Exercise objective:
Write out all the material exactly. Leave nothing out.

>> start Data lines

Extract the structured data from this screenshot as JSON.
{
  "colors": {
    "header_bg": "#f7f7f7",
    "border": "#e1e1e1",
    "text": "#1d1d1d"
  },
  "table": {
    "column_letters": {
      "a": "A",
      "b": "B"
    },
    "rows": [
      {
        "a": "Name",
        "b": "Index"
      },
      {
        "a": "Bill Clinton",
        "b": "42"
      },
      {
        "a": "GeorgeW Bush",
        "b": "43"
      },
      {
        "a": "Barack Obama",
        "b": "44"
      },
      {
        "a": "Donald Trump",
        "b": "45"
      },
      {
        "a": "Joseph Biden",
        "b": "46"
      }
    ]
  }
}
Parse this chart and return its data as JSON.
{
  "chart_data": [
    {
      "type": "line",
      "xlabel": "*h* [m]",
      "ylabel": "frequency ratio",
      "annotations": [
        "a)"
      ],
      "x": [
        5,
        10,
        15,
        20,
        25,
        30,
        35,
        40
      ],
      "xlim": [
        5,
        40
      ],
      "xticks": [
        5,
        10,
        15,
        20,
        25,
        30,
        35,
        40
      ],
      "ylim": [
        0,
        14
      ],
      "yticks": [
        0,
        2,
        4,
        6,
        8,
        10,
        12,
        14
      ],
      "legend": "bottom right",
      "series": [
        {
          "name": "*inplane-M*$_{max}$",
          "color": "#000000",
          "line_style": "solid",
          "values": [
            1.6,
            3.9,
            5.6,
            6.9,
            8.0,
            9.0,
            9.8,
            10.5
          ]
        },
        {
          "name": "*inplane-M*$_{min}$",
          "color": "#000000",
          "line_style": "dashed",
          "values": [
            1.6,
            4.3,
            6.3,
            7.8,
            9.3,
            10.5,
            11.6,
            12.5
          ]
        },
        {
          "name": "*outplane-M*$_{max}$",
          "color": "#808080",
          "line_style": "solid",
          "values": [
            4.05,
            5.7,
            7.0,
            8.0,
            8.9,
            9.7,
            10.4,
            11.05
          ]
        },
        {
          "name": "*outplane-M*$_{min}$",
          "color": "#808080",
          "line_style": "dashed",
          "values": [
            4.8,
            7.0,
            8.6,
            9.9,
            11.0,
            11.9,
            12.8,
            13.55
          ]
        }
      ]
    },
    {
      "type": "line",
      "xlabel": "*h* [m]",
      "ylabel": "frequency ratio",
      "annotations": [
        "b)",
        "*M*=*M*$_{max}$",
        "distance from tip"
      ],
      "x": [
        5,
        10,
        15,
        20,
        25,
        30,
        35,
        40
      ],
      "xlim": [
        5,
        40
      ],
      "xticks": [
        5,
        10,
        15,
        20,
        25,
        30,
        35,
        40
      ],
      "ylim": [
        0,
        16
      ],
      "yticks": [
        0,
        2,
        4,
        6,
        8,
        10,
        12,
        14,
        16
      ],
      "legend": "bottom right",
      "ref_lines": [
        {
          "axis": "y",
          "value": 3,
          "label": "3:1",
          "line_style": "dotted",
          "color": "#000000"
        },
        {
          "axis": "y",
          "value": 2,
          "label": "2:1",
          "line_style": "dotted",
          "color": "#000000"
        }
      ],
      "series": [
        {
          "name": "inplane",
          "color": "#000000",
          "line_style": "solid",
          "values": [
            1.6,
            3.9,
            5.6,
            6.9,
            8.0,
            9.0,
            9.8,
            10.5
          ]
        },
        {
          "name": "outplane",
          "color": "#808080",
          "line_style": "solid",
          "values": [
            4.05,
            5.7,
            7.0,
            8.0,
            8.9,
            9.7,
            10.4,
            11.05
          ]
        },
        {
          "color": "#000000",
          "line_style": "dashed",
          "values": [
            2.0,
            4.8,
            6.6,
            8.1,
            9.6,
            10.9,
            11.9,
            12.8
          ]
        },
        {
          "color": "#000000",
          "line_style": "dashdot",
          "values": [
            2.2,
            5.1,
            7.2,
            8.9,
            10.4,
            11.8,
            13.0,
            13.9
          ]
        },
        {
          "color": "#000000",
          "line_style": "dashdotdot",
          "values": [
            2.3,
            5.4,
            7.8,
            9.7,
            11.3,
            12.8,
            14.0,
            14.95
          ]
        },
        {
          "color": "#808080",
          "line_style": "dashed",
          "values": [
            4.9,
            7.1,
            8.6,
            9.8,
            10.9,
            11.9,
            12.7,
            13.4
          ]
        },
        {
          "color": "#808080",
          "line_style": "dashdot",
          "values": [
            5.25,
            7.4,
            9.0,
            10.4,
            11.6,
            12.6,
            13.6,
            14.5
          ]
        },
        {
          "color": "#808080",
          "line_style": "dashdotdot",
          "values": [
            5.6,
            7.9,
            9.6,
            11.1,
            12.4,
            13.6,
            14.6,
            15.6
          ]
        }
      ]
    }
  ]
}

>> end Data lines

Written reply:
Extract the structured data from this screenshot as JSON.
{
  "colors": {
    "header_bg": "#f7f7f7",
    "border": "#e1e1e1",
    "text": "#1d1d1d"
  },
  "table": {
    "column_letters": {
      "a": "A",
      "b": "B"
    },
    "rows": [
      {
        "a": "Name",
        "b": "Index"
      },
      {
        "a": "Bill Clinton",
        "b": "42"
      },
      {
        "a": "GeorgeW Bush",
        "b": "43"
      },
      {
        "a": "Barack Obama",
        "b": "44"
      },
      {
        "a": "Donald Trump",
        "b": "45"
      },
      {
        "a": "Joseph Biden",
        "b": "46"
      }
    ]
  }
}
Parse this chart and return its data as JSON.
{
  "chart_data": [
    {
      "type": "line",
      "xlabel": "*h* [m]",
      "ylabel": "frequency ratio",
      "annotations": [
        "a)"
      ],
      "x": [
        5,
        10,
        15,
        20,
        25,
        30,
        35,
        40
      ],
      "xlim": [
        5,
        40
      ],
      "xticks": [
        5,
        10,
        15,
        20,
        25,
        30,
        35,
        40
      ],
      "ylim": [
        0,
        14
      ],
      "yticks": [
        0,
        2,
        4,
        6,
        8,
        10,
        12,
        14
      ],
      "legend": "bottom right",
      "series": [
        {
          "name": "*inplane-M*$_{max}$",
          "color": "#000000",
          "line_style": "solid",
          "values": [
            1.6,
            3.9,
            5.6,
            6.9,
            8.0,
            9.0,
            9.8,
            10.5
          ]
        },
        {
          "name": "*inplane-M*$_{min}$",
          "color": "#000000",
          "line_style": "dashed",
          "values": [
            1.6,
            4.3,
            6.3,
            7.8,
            9.3,
            10.5,
            11.6,
            12.5
          ]
        },
        {
          "name": "*outplane-M*$_{max}$",
          "color": "#808080",
          "line_style": "solid",
          "values": [
            4.05,
            5.7,
            7.0,
            8.0,
            8.9,
            9.7,
            10.4,
            11.05
          ]
        },
        {
          "name": "*outplane-M*$_{min}$",
          "color": "#808080",
          "line_style": "dashed",
          "values": [
            4.8,
            7.0,
            8.6,
            9.9,
            11.0,
            11.9,
            12.8,
            13.55
          ]
        }
      ]
    },
    {
      "type": "line",
      "xlabel": "*h* [m]",
      "ylabel": "frequency ratio",
      "annotations": [
        "b)",
        "*M*=*M*$_{max}$",
        "distance from tip"
      ],
      "x": [
        5,
        10,
        15,
        20,
        25,
        30,
        35,
        40
      ],
      "xlim": [
        5,
        40
      ],
      "xticks": [
        5,
        10,
        15,
        20,
        25,
        30,
        35,
        40
      ],
      "ylim": [
        0,
        16
      ],
      "yticks": [
        0,
        2,
        4,
        6,
        8,
        10,
        12,
        14,
        16
      ],
      "legend": "bottom right",
      "ref_lines": [
        {
          "axis": "y",
          "value": 3,
          "label": "3:1",
          "line_style": "dotted",
          "color": "#000000"
        },
        {
          "axis": "y",
          "value": 2,
          "label": "2:1",
          "line_style": "dotted",
          "color": "#000000"
        }
      ],
      "series": [
        {
          "name": "inplane",
          "color": "#000000",
          "line_style": "solid",
          "values": [
            1.6,
            3.9,
            5.6,
            6.9,
            8.0,
            9.0,
            9.8,
            10.5
          ]
        },
        {
          "name": "outplane",
          "color": "#808080",
          "line_style": "solid",
          "values": [
            4.05,
            5.7,
            7.0,
            8.0,
            8.9,
            9.7,
            10.4,
            11.05
          ]
        },
        {
          "color": "#000000",
          "line_style": "dashed",
          "values": [
            2.0,
            4.8,
            6.6,
            8.1,
            9.6,
            10.9,
            11.9,
            12.8
          ]
        },
        {
          "color": "#000000",
          "line_style": "dashdot",
          "values": [
            2.2,
            5.1,
            7.2,
            8.9,
            10.4,
            11.8,
            13.0,
            13.9
          ]
        },
        {
          "color": "#000000",
          "line_style": "dashdotdot",
          "values": [
            2.3,
            5.4,
            7.8,
            9.7,
            11.3,
            12.8,
            14.0,
            14.95
          ]
        },
        {
          "color": "#808080",
          "line_style": "dashed",
          "values": [
            4.9,
            7.1,
            8.6,
            9.8,
            10.9,
            11.9,
            12.7,
            13.4
          ]
        },
        {
          "color": "#808080",
          "line_style": "dashdot",
          "values": [
            5.25,
            7.4,
            9.0,
            10.4,
            11.6,
            12.6,
            13.6,
            14.5
          ]
        },
        {
          "color": "#808080",
          "line_style": "dashdotdot",
          "values": [
            5.6,
            7.9,
            9.6,
            11.1,
            12.4,
            13.6,
            14.6,
            15.6
          ]
        }
      ]
    }
  ]
}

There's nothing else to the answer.